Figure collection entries
start

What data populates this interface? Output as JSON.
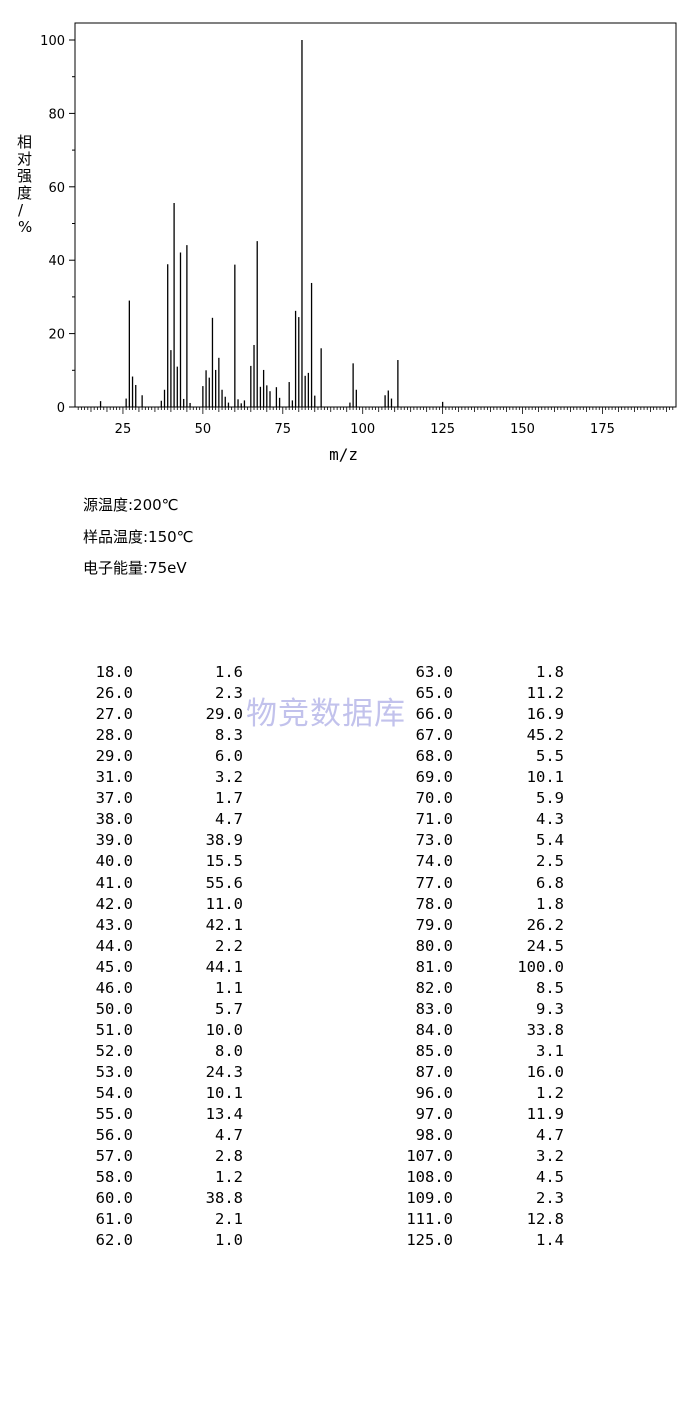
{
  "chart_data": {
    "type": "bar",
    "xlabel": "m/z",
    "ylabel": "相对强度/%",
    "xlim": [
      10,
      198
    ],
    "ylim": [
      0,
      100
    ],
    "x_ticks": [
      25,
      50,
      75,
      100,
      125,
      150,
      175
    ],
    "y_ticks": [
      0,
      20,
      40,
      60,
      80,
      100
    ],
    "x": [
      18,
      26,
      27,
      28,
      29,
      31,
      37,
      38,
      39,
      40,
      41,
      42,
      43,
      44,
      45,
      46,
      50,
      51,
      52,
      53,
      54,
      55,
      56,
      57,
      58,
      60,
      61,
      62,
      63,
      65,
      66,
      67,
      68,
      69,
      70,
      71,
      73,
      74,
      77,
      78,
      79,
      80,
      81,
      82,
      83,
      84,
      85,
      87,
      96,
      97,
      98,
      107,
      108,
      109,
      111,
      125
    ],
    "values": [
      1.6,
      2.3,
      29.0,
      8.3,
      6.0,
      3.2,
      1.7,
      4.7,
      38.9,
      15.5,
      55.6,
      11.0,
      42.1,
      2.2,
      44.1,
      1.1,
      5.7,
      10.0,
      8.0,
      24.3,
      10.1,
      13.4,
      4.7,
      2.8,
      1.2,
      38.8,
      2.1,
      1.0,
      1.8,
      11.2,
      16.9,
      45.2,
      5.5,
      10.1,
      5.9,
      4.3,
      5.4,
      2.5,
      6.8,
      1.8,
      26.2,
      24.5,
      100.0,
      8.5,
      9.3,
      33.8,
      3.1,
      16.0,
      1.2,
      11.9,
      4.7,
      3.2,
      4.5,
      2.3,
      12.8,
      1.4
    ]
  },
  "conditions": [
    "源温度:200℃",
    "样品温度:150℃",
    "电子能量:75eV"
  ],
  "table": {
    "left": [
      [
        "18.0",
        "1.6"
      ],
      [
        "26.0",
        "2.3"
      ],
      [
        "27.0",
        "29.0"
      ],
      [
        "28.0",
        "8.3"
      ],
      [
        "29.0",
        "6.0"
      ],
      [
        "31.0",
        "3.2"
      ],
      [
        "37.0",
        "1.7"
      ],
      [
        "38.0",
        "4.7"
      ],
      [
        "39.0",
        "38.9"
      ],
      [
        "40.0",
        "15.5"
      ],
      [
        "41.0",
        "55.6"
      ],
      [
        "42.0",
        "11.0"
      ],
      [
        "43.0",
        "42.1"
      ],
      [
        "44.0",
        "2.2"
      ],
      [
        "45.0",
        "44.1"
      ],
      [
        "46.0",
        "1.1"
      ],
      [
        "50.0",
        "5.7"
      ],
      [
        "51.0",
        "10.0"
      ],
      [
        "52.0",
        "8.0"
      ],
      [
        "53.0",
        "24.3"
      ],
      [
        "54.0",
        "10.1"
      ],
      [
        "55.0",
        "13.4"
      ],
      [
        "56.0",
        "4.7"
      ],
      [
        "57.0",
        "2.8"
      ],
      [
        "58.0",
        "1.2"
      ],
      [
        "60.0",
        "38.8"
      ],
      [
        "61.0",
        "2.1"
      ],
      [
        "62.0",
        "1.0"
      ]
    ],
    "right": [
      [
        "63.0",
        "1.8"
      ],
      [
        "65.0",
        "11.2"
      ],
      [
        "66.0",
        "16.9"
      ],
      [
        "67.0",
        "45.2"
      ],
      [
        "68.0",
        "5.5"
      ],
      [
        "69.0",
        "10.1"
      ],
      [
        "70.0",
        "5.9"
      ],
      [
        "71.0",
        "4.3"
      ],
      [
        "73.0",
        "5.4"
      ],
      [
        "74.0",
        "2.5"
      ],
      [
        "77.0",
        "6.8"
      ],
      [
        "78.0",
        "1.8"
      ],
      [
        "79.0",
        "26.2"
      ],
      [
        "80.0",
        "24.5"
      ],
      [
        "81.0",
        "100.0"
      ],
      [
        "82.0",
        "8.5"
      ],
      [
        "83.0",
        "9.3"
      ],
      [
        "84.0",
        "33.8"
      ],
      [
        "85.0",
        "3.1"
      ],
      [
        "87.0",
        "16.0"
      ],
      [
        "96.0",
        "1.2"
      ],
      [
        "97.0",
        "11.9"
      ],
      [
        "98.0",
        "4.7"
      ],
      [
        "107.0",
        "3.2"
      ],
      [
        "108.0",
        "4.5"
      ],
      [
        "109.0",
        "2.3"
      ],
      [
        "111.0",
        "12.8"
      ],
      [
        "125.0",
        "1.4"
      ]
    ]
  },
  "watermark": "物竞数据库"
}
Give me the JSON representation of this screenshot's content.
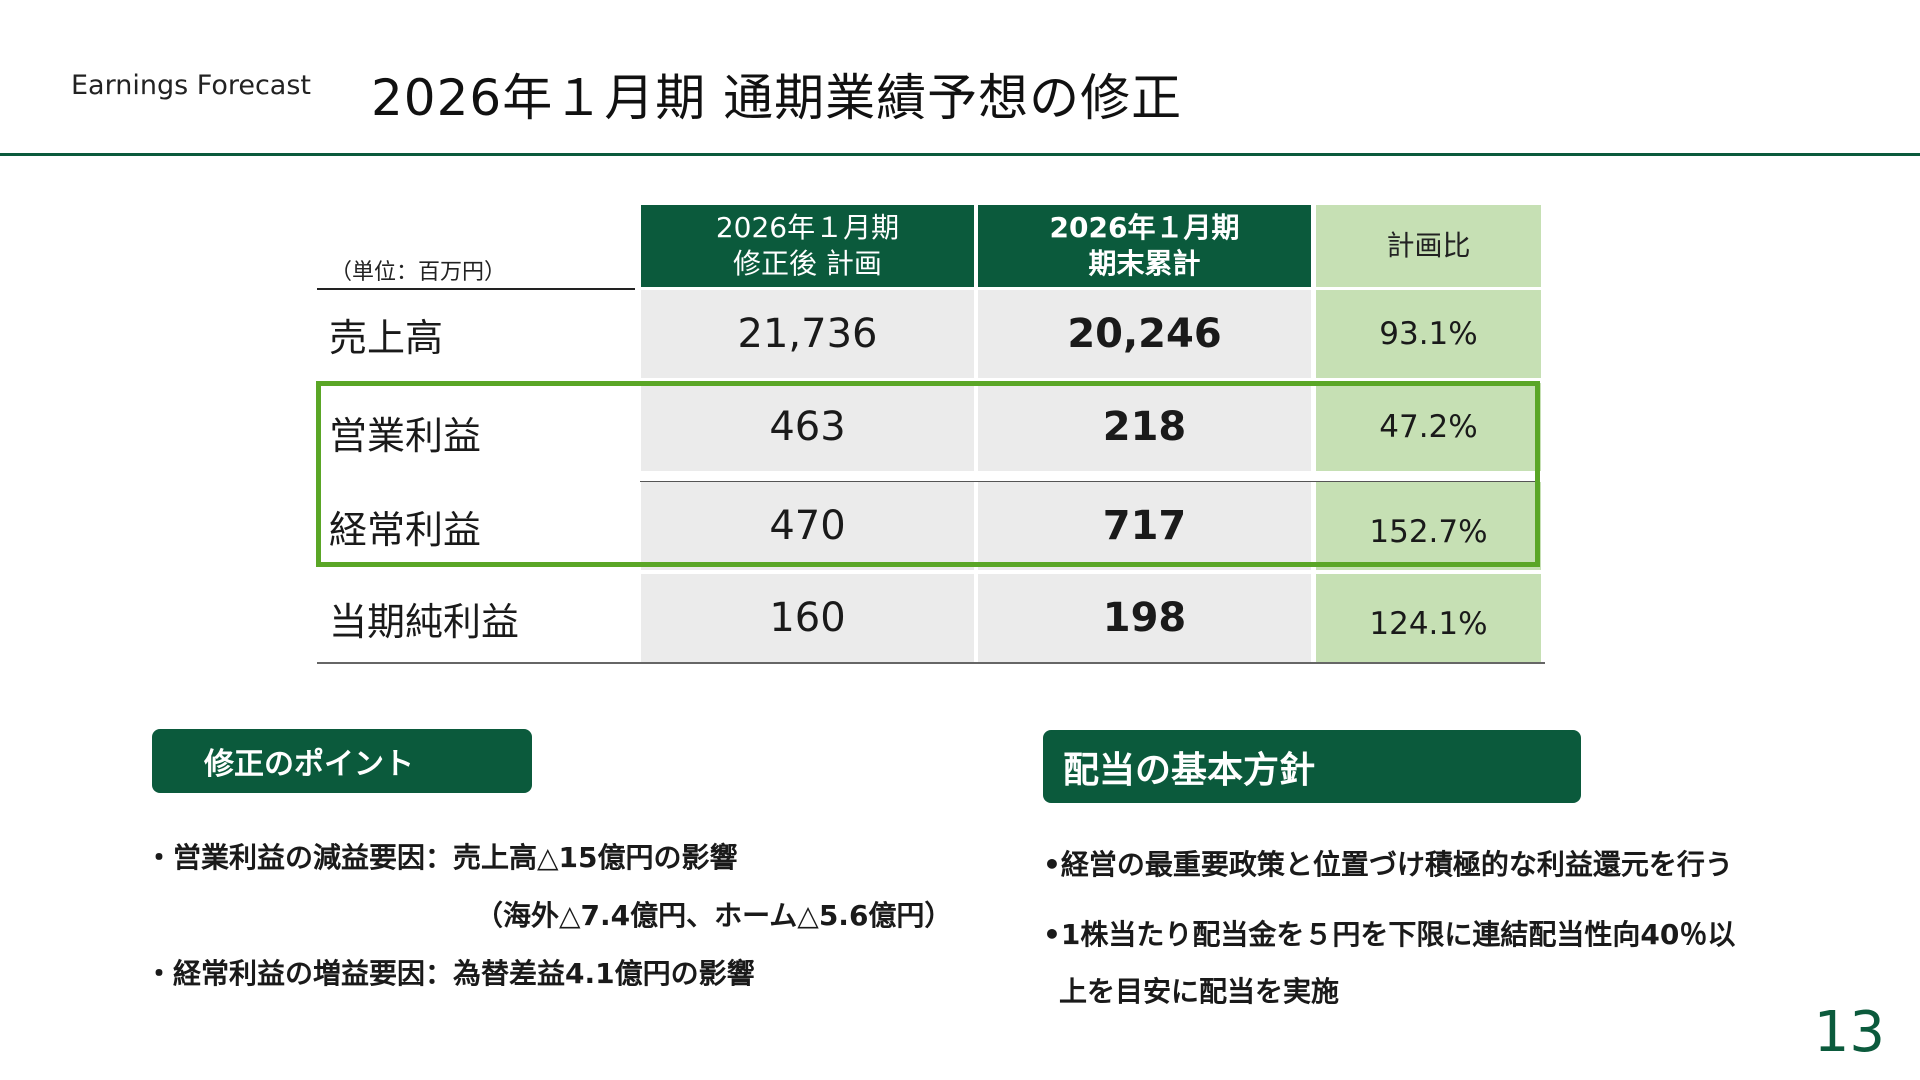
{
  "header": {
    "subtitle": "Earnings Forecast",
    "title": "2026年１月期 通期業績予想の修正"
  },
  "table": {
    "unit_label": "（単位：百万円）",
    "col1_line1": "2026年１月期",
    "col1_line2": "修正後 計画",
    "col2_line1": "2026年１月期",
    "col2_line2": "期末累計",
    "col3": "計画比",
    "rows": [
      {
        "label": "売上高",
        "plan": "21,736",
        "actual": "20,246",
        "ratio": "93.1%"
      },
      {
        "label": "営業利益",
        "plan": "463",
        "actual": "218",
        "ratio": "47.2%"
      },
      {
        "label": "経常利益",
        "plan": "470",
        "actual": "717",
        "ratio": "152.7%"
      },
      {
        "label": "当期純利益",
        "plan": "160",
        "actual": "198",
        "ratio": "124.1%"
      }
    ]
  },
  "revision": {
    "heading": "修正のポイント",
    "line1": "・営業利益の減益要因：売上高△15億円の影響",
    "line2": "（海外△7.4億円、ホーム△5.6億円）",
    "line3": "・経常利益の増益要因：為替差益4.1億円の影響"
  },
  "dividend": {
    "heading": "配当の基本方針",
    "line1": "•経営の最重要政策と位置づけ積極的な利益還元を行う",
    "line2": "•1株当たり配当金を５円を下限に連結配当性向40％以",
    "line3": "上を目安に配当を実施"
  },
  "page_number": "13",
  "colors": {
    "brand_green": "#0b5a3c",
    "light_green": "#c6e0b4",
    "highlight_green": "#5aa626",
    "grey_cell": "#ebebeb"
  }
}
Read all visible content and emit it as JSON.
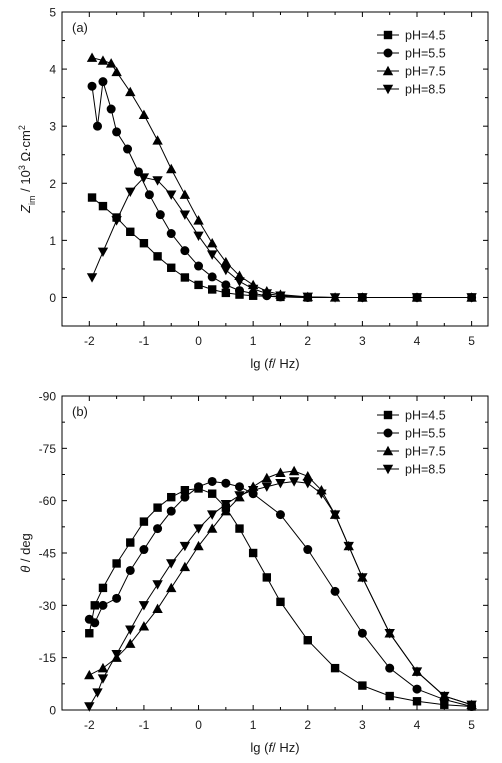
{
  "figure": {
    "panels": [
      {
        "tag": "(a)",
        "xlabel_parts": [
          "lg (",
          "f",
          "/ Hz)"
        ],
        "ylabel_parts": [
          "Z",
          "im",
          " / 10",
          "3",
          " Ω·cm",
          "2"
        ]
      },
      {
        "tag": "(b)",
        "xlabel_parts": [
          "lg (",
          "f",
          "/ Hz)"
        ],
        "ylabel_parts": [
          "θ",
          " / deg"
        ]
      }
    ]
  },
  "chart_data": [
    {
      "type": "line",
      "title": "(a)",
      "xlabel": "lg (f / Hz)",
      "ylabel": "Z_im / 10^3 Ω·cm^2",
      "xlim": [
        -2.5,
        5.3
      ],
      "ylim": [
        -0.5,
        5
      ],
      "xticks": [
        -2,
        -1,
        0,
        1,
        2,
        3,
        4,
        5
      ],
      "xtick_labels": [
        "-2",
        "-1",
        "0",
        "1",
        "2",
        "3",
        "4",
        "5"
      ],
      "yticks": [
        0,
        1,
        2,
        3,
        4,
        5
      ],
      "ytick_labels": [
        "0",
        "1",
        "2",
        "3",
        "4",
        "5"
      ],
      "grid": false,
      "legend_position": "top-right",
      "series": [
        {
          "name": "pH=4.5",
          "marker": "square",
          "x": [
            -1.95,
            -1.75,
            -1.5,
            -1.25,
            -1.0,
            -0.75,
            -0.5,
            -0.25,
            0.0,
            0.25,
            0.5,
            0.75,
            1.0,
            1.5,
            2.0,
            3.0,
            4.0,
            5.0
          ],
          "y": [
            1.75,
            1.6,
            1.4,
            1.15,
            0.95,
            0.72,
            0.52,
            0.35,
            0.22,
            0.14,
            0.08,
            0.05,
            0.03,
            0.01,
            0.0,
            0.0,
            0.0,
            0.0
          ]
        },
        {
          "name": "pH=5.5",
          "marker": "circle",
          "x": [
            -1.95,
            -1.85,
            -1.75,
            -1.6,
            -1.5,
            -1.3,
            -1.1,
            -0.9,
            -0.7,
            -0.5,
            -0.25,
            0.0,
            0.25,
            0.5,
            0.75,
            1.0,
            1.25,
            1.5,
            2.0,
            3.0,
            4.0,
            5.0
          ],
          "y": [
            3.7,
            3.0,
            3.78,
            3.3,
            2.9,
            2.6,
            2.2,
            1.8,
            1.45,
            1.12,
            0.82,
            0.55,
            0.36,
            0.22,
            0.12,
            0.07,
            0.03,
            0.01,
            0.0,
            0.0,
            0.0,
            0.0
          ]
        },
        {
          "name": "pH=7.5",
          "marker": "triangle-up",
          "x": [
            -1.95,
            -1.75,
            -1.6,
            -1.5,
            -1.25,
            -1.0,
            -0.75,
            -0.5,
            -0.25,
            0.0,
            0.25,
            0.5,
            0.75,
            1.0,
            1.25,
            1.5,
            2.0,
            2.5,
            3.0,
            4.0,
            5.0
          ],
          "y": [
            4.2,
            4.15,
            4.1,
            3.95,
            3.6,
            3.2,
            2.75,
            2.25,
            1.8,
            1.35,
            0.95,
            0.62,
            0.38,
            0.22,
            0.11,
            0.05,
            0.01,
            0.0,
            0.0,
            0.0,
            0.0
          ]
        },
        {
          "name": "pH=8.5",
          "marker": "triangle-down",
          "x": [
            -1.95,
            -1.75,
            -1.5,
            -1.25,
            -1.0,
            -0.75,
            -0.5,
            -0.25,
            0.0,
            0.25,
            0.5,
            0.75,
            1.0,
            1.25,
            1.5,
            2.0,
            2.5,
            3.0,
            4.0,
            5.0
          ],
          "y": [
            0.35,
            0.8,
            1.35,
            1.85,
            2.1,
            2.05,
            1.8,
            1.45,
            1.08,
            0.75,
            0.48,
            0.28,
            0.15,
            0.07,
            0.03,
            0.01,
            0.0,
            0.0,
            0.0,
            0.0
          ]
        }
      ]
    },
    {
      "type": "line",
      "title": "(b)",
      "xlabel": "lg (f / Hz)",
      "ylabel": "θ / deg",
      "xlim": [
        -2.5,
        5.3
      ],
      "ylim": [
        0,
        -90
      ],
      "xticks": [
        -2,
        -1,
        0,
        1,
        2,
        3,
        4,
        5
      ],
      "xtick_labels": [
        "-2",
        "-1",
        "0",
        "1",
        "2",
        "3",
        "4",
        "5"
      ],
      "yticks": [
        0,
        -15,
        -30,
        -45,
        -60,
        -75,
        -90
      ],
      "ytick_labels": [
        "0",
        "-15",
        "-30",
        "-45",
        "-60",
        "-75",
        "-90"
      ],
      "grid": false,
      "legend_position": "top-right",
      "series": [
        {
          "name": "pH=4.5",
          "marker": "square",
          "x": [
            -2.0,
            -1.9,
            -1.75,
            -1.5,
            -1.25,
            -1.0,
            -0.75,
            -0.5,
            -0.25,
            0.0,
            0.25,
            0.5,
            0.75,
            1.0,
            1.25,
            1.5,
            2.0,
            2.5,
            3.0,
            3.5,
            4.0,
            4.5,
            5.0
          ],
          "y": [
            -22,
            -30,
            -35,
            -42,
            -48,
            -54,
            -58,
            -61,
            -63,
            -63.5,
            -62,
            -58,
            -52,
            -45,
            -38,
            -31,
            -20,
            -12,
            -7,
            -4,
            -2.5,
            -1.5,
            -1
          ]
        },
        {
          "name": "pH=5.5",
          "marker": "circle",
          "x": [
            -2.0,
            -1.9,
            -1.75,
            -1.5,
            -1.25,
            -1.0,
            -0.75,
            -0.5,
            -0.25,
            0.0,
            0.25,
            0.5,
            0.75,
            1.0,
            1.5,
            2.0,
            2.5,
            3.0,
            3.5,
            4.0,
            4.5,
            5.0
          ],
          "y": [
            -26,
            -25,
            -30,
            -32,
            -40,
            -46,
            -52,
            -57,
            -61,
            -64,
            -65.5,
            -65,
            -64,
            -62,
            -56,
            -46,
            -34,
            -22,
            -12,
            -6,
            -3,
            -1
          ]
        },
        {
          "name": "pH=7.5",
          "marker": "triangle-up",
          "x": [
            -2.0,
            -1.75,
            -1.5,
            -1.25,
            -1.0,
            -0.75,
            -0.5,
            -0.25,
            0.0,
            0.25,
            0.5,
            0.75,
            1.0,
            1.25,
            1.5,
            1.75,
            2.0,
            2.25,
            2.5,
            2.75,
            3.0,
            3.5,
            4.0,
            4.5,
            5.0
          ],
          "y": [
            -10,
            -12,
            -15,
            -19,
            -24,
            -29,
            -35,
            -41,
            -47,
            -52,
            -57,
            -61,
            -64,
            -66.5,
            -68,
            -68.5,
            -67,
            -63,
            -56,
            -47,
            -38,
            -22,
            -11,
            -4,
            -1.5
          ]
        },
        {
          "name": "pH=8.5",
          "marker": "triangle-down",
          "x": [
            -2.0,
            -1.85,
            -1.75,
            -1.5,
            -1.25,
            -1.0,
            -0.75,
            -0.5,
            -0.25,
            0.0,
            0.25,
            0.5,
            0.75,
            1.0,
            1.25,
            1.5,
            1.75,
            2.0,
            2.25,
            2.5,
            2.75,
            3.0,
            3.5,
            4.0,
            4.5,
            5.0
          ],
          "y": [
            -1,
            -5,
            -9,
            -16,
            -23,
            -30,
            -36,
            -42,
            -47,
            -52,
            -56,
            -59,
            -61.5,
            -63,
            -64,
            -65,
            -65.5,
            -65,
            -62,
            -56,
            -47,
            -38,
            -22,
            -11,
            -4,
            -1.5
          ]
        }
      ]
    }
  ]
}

end

• [PROMPT]
Look through the listing and extract every line with "actual" in it.

• [FINISHED EXERCISE]
        "actual": "20,246",
        "actual": "218",
        "actual": "717",
        "actual": "198",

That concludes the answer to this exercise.